**Exercise brief:** In the data below, find each line containing the string "name" and return it.

**Exercise data:**
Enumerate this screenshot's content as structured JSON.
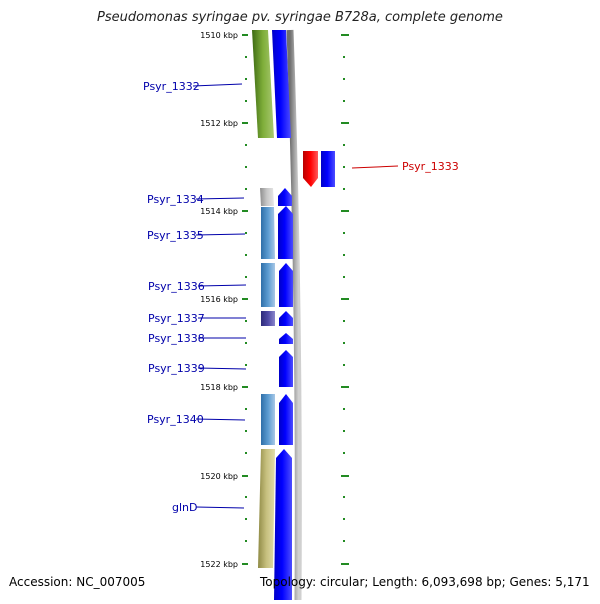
{
  "title": "Pseudomonas syringae pv. syringae B728a, complete genome",
  "accession": "Accession: NC_007005",
  "info": "Topology: circular; Length: 6,093,698 bp; Genes: 5,171",
  "colors": {
    "gene_label": "#0000aa",
    "highlight_label": "#cc0000",
    "tick": "#228b22",
    "cds_forward": "#0000ff",
    "cds_reverse": "#ff0000"
  },
  "ticks": [
    {
      "label": "1510 kbp"
    },
    {
      "label": "1512 kbp"
    },
    {
      "label": "1514 kbp"
    },
    {
      "label": "1516 kbp"
    },
    {
      "label": "1518 kbp"
    },
    {
      "label": "1520 kbp"
    },
    {
      "label": "1522 kbp"
    }
  ],
  "genes": [
    {
      "label": "Psyr_1332",
      "strand": "forward"
    },
    {
      "label": "Psyr_1333",
      "strand": "reverse"
    },
    {
      "label": "Psyr_1334",
      "strand": "forward"
    },
    {
      "label": "Psyr_1335",
      "strand": "forward"
    },
    {
      "label": "Psyr_1336",
      "strand": "forward"
    },
    {
      "label": "Psyr_1337",
      "strand": "forward"
    },
    {
      "label": "Psyr_1338",
      "strand": "forward"
    },
    {
      "label": "Psyr_1339",
      "strand": "forward"
    },
    {
      "label": "Psyr_1340",
      "strand": "forward"
    },
    {
      "label": "glnD",
      "strand": "forward"
    }
  ]
}
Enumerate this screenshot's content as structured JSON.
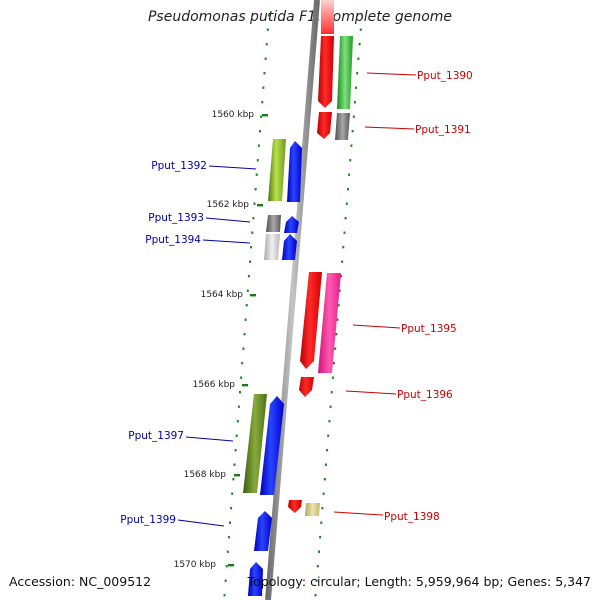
{
  "title": "Pseudomonas putida F1, complete genome",
  "accession": "Accession: NC_009512",
  "topology": "Topology: circular; Length: 5,959,964 bp; Genes: 5,347",
  "scale_labels": [
    "1560 kbp",
    "1562 kbp",
    "1564 kbp",
    "1566 kbp",
    "1568 kbp",
    "1570 kbp"
  ],
  "genes": [
    {
      "label": "Pput_1390",
      "strand": "forward",
      "color": "#cc0000"
    },
    {
      "label": "Pput_1391",
      "strand": "forward",
      "color": "#cc0000"
    },
    {
      "label": "Pput_1392",
      "strand": "reverse",
      "color": "#0000aa"
    },
    {
      "label": "Pput_1393",
      "strand": "reverse",
      "color": "#0000aa"
    },
    {
      "label": "Pput_1394",
      "strand": "reverse",
      "color": "#0000aa"
    },
    {
      "label": "Pput_1395",
      "strand": "forward",
      "color": "#cc0000"
    },
    {
      "label": "Pput_1396",
      "strand": "forward",
      "color": "#cc0000"
    },
    {
      "label": "Pput_1397",
      "strand": "reverse",
      "color": "#0000aa"
    },
    {
      "label": "Pput_1398",
      "strand": "forward",
      "color": "#cc0000"
    },
    {
      "label": "Pput_1399",
      "strand": "reverse",
      "color": "#0000aa"
    }
  ]
}
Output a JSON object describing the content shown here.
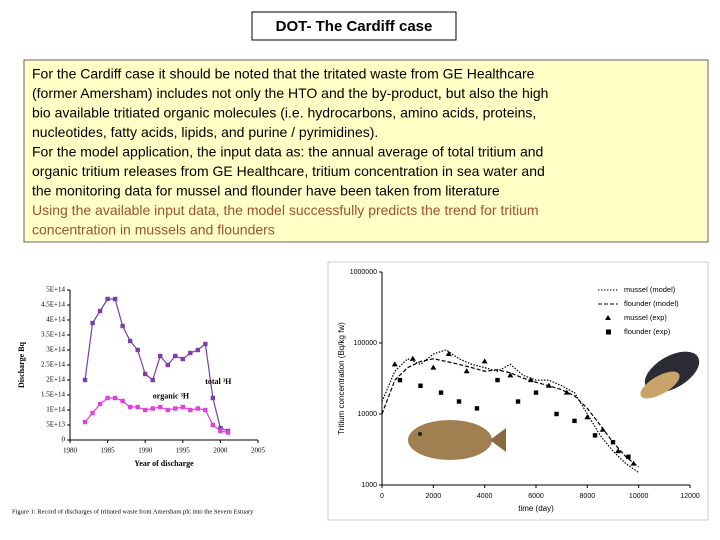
{
  "header": {
    "title": "DOT- The Cardiff case"
  },
  "text": {
    "paragraphs": [
      {
        "color": "#000000",
        "lines": [
          "For the Cardiff case it should be noted that the tritated waste from GE Healthcare",
          "(former Amersham) includes not only the HTO and the by-product, but also the high",
          "bio available tritiated organic molecules (i.e. hydrocarbons, amino acids, proteins,",
          "nucleotides, fatty acids, lipids, and purine / pyrimidines)."
        ]
      },
      {
        "color": "#000000",
        "lines": [
          "For the model application, the input data as: the annual average of total tritium and",
          "organic tritium releases from GE Healthcare, tritium concentration in sea water and",
          "the monitoring data for mussel and flounder have been taken from literature"
        ]
      },
      {
        "color": "#a0522d",
        "lines": [
          "Using the available input data, the model successfully predicts the trend for tritium",
          "concentration in mussels and flounders"
        ]
      }
    ]
  },
  "figure_left": {
    "ylabel": "Discharge Bq",
    "xlabel": "Year of discharge",
    "caption": "Figure 1: Record of discharges of tritiated waste from Amersham plc into the Severn Estuary",
    "xlim": [
      1980,
      2005
    ],
    "xticks": [
      1980,
      1985,
      1990,
      1995,
      2000,
      2005
    ],
    "ylim": [
      0,
      500000000000000
    ],
    "yticks": [
      {
        "value": 0,
        "label": "0"
      },
      {
        "value": 50000000000000,
        "label": "5E+13"
      },
      {
        "value": 100000000000000,
        "label": "1E+14"
      },
      {
        "value": 150000000000000,
        "label": "1.5E+14"
      },
      {
        "value": 200000000000000,
        "label": "2E+14"
      },
      {
        "value": 250000000000000,
        "label": "2.5E+14"
      },
      {
        "value": 300000000000000,
        "label": "3E+14"
      },
      {
        "value": 350000000000000,
        "label": "3.5E+14"
      },
      {
        "value": 400000000000000,
        "label": "4E+14"
      },
      {
        "value": 450000000000000,
        "label": "4.5E+14"
      },
      {
        "value": 500000000000000,
        "label": "5E+14"
      }
    ],
    "series": [
      {
        "name": "total ³H",
        "color": "#7b3fa8",
        "x": [
          1982,
          1983,
          1984,
          1985,
          1986,
          1987,
          1988,
          1989,
          1990,
          1991,
          1992,
          1993,
          1994,
          1995,
          1996,
          1997,
          1998,
          1999,
          2000,
          2001
        ],
        "values": [
          200000000000000,
          390000000000000,
          430000000000000,
          470000000000000,
          470000000000000,
          380000000000000,
          330000000000000,
          300000000000000,
          220000000000000,
          200000000000000,
          280000000000000,
          250000000000000,
          280000000000000,
          270000000000000,
          290000000000000,
          300000000000000,
          320000000000000,
          140000000000000,
          40000000000000,
          30000000000000
        ]
      },
      {
        "name": "organic ³H",
        "color": "#e040e0",
        "x": [
          1982,
          1983,
          1984,
          1985,
          1986,
          1987,
          1988,
          1989,
          1990,
          1991,
          1992,
          1993,
          1994,
          1995,
          1996,
          1997,
          1998,
          1999,
          2000,
          2001
        ],
        "values": [
          60000000000000,
          90000000000000,
          120000000000000,
          140000000000000,
          140000000000000,
          130000000000000,
          110000000000000,
          110000000000000,
          100000000000000,
          105000000000000,
          110000000000000,
          100000000000000,
          105000000000000,
          110000000000000,
          100000000000000,
          105000000000000,
          100000000000000,
          50000000000000,
          30000000000000,
          25000000000000
        ]
      }
    ]
  },
  "figure_right": {
    "ylabel": "Tritium concentration (Bq/kg fw)",
    "xlabel": "time (day)",
    "log_scale": true,
    "xlim": [
      0,
      12000
    ],
    "xticks": [
      0,
      2000,
      4000,
      6000,
      8000,
      10000,
      12000
    ],
    "ylim": [
      1000,
      1000000
    ],
    "yticks": [
      1000,
      10000,
      100000,
      1000000
    ],
    "series": [
      {
        "name": "mussel (model)",
        "color": "#000000",
        "style": "dotted",
        "x": [
          0,
          500,
          1000,
          1500,
          2000,
          2500,
          3000,
          3500,
          4000,
          4500,
          5000,
          5500,
          6000,
          6500,
          7000,
          7500,
          8000,
          8500,
          9000,
          9500,
          10000
        ],
        "values": [
          15000,
          40000,
          60000,
          50000,
          70000,
          80000,
          60000,
          50000,
          45000,
          40000,
          50000,
          35000,
          30000,
          30000,
          25000,
          20000,
          10000,
          5000,
          3000,
          2000,
          1500
        ]
      },
      {
        "name": "flounder (model)",
        "color": "#000000",
        "style": "dashed",
        "x": [
          0,
          500,
          1000,
          1500,
          2000,
          2500,
          3000,
          3500,
          4000,
          4500,
          5000,
          5500,
          6000,
          6500,
          7000,
          7500,
          8000,
          8500,
          9000,
          9500,
          10000
        ],
        "values": [
          10000,
          30000,
          45000,
          55000,
          60000,
          55000,
          50000,
          45000,
          40000,
          42000,
          38000,
          32000,
          28000,
          25000,
          22000,
          18000,
          12000,
          7000,
          4000,
          2500,
          1800
        ]
      },
      {
        "name": "mussel (exp)",
        "color": "#000000",
        "marker": "triangle",
        "x": [
          500,
          1200,
          2000,
          2600,
          3300,
          4000,
          5000,
          5800,
          6500,
          7200,
          8000,
          8600,
          9200,
          9800
        ],
        "values": [
          50000,
          60000,
          45000,
          70000,
          40000,
          55000,
          35000,
          30000,
          25000,
          20000,
          9000,
          6000,
          3000,
          2000
        ]
      },
      {
        "name": "flounder (exp)",
        "color": "#000000",
        "marker": "square",
        "x": [
          700,
          1500,
          2300,
          3000,
          3700,
          4500,
          5300,
          6000,
          6800,
          7500,
          8300,
          9000,
          9600
        ],
        "values": [
          30000,
          25000,
          20000,
          15000,
          12000,
          30000,
          15000,
          20000,
          10000,
          8000,
          5000,
          4000,
          2500
        ]
      }
    ]
  }
}
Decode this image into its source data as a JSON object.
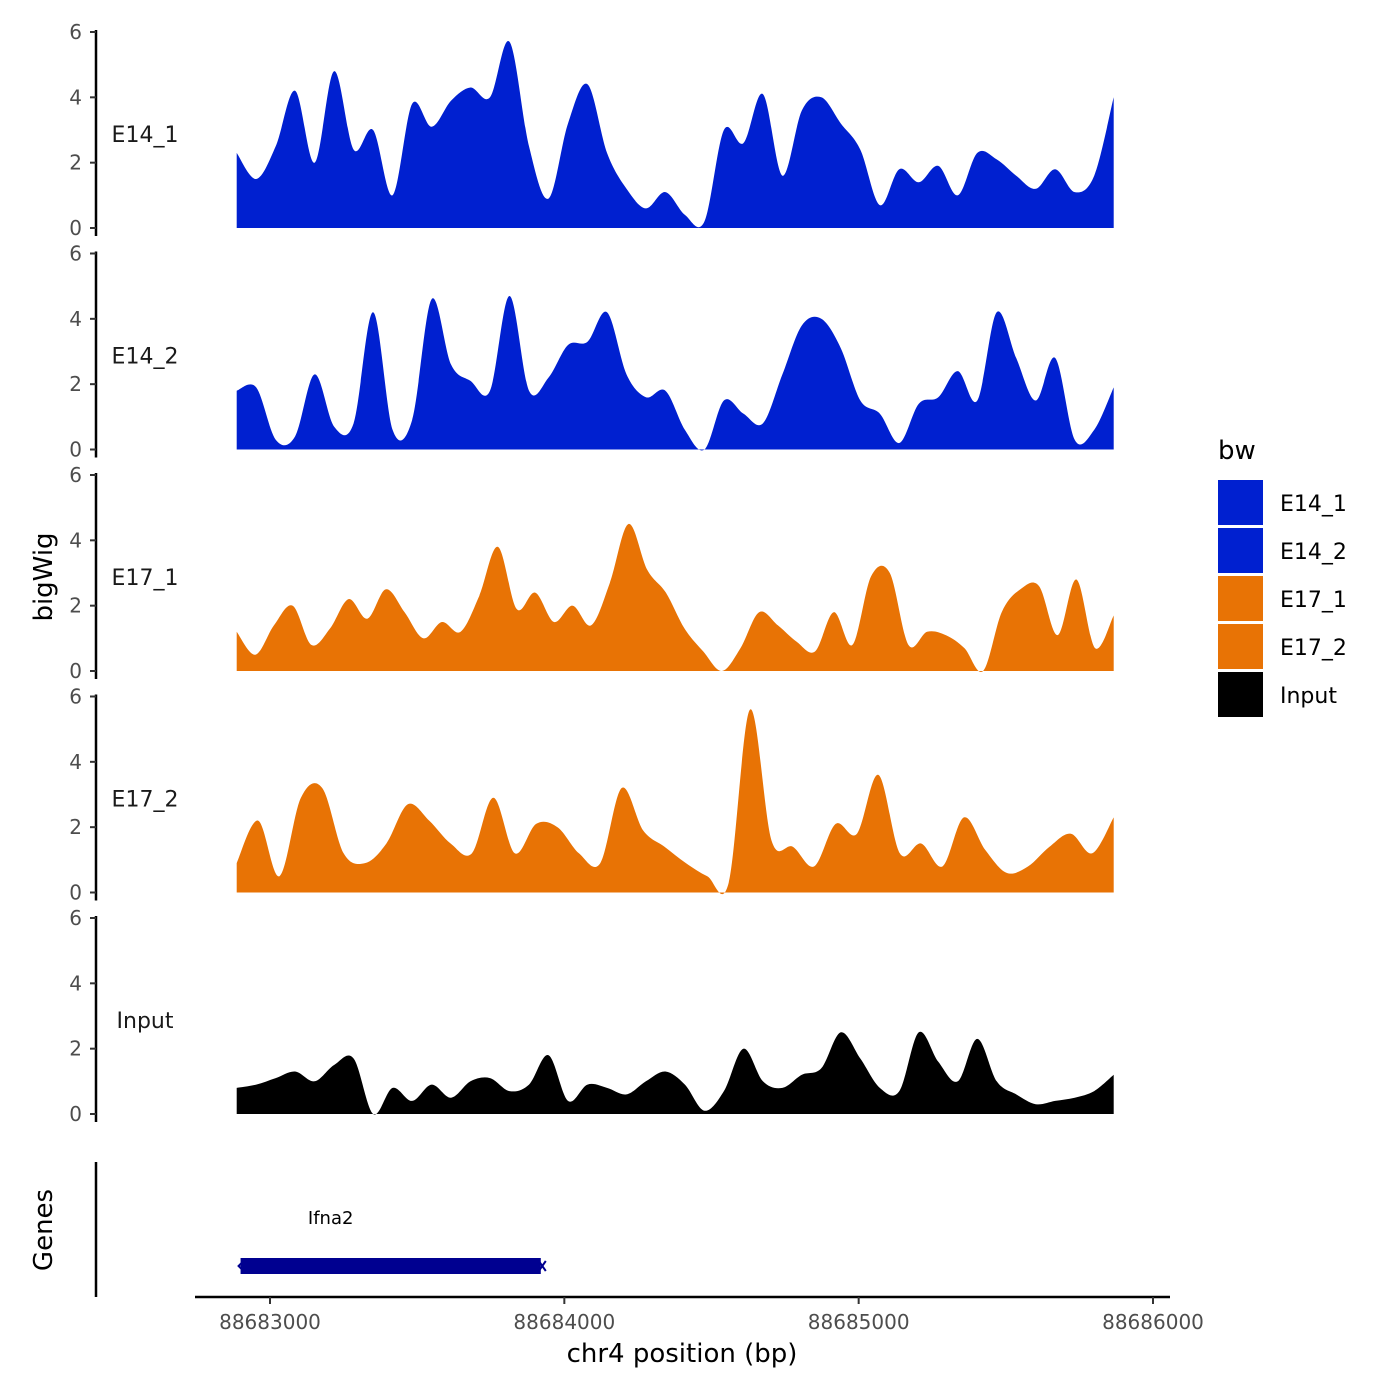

**Reply to the task:**
        "name": "total ³H",
        "name": "organic ³H",
        "name": "mussel (model)",
        "name": "flounder (model)",
        "name": "mussel (exp)",
        "name": "flounder (exp)",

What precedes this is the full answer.